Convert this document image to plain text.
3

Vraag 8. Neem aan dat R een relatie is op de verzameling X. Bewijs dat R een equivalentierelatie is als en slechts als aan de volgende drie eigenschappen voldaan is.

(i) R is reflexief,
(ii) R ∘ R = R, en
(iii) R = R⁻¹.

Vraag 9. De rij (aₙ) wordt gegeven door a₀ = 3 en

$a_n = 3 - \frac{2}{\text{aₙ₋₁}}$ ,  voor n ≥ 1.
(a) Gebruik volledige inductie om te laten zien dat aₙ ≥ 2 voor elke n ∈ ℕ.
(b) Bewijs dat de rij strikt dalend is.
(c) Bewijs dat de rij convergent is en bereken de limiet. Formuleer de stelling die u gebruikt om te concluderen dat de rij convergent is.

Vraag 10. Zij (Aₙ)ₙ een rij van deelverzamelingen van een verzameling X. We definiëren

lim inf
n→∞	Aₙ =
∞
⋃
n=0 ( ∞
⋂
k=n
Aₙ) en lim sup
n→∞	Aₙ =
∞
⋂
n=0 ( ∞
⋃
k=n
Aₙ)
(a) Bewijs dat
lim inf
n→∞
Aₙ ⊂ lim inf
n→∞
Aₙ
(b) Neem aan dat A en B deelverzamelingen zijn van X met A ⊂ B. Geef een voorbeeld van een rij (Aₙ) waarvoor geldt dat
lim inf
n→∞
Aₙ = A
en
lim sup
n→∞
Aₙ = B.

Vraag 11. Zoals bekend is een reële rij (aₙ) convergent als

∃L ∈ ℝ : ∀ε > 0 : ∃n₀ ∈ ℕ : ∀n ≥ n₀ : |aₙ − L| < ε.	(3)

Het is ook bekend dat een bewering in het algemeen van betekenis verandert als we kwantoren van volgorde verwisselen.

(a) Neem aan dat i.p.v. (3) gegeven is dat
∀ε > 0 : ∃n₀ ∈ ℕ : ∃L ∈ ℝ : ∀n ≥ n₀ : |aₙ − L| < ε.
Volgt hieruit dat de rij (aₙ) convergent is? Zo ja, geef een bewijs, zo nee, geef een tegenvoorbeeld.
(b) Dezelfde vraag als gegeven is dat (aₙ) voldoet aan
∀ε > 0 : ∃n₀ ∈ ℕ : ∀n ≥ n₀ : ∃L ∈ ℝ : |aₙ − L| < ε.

.....

WHAT IS BEING ASKED: Please output the entries above, every line exactly as it reads.

COMPLETED EXERCISE:
Convert this document image to plain text.
3

Vraag 8. Neem aan dat R een relatie is op de verzameling X. Bewijs dat R een equivalentierelatie is als en slechts als aan de volgende drie eigenschappen voldaan is.

(i) R is reflexief,
(ii) R ∘ R = R, en
(iii) R = R⁻¹.

Vraag 9. De rij (aₙ) wordt gegeven door a₀ = 3 en

$a_n = 3 - \frac{2}{\text{aₙ₋₁}}$ ,  voor n ≥ 1.
(a) Gebruik volledige inductie om te laten zien dat aₙ ≥ 2 voor elke n ∈ ℕ.
(b) Bewijs dat de rij strikt dalend is.
(c) Bewijs dat de rij convergent is en bereken de limiet. Formuleer de stelling die u gebruikt om te concluderen dat de rij convergent is.

Vraag 10. Zij (Aₙ)ₙ een rij van deelverzamelingen van een verzameling X. We definiëren

lim inf
n→∞	Aₙ =
∞
⋃
n=0 ( ∞
⋂
k=n
Aₙ) en lim sup
n→∞	Aₙ =
∞
⋂
n=0 ( ∞
⋃
k=n
Aₙ)
(a) Bewijs dat
lim inf
n→∞
Aₙ ⊂ lim inf
n→∞
Aₙ
(b) Neem aan dat A en B deelverzamelingen zijn van X met A ⊂ B. Geef een voorbeeld van een rij (Aₙ) waarvoor geldt dat
lim inf
n→∞
Aₙ = A
en
lim sup
n→∞
Aₙ = B.

Vraag 11. Zoals bekend is een reële rij (aₙ) convergent als

∃L ∈ ℝ : ∀ε > 0 : ∃n₀ ∈ ℕ : ∀n ≥ n₀ : |aₙ − L| < ε.	(3)

Het is ook bekend dat een bewering in het algemeen van betekenis verandert als we kwantoren van volgorde verwisselen.

(a) Neem aan dat i.p.v. (3) gegeven is dat
∀ε > 0 : ∃n₀ ∈ ℕ : ∃L ∈ ℝ : ∀n ≥ n₀ : |aₙ − L| < ε.
Volgt hieruit dat de rij (aₙ) convergent is? Zo ja, geef een bewijs, zo nee, geef een tegenvoorbeeld.
(b) Dezelfde vraag als gegeven is dat (aₙ) voldoet aan
∀ε > 0 : ∃n₀ ∈ ℕ : ∀n ≥ n₀ : ∃L ∈ ℝ : |aₙ − L| < ε.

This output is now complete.